# SET PROBLEM
Reproduce all of the data word for word.

──────────

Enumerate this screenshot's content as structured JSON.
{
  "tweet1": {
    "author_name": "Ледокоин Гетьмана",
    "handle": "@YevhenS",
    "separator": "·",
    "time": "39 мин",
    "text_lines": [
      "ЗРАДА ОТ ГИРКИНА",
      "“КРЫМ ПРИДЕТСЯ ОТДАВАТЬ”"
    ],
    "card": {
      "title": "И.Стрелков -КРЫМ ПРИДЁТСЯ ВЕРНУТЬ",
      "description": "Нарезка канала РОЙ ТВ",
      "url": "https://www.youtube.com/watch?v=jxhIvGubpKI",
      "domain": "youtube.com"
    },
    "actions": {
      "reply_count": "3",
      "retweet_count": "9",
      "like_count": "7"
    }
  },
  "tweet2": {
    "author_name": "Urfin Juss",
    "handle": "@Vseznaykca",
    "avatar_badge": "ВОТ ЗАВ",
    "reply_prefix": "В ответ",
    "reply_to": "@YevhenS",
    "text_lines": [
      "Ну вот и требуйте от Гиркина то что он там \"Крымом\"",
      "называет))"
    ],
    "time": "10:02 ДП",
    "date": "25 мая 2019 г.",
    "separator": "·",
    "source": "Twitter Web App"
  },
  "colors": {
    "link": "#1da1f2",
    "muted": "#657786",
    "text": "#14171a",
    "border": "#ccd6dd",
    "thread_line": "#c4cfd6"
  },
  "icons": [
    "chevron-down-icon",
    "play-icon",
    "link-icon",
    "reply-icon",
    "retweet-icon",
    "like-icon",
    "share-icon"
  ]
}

──────────

# TASK ANSWER
Enumerate this screenshot's content as structured JSON.
{
  "tweet1": {
    "author_name": "Ледокоин Гетьмана",
    "handle": "@YevhenS",
    "separator": "·",
    "time": "39 мин",
    "text_lines": [
      "ЗРАДА ОТ ГИРКИНА",
      "“КРЫМ ПРИДЕТСЯ ОТДАВАТЬ”"
    ],
    "card": {
      "title": "И.Стрелков -КРЫМ ПРИДЁТСЯ ВЕРНУТЬ",
      "description": "Нарезка канала РОЙ ТВ",
      "url": "https://www.youtube.com/watch?v=jxhIvGubpKI",
      "domain": "youtube.com"
    },
    "actions": {
      "reply_count": "3",
      "retweet_count": "9",
      "like_count": "7"
    }
  },
  "tweet2": {
    "author_name": "Urfin Juss",
    "handle": "@Vseznaykca",
    "avatar_badge": "ВОТ ЗАВ",
    "reply_prefix": "В ответ",
    "reply_to": "@YevhenS",
    "text_lines": [
      "Ну вот и требуйте от Гиркина то что он там \"Крымом\"",
      "называет))"
    ],
    "time": "10:02 ДП",
    "date": "25 мая 2019 г.",
    "separator": "·",
    "source": "Twitter Web App"
  },
  "colors": {
    "link": "#1da1f2",
    "muted": "#657786",
    "text": "#14171a",
    "border": "#ccd6dd",
    "thread_line": "#c4cfd6"
  },
  "icons": [
    "chevron-down-icon",
    "play-icon",
    "link-icon",
    "reply-icon",
    "retweet-icon",
    "like-icon",
    "share-icon"
  ]
}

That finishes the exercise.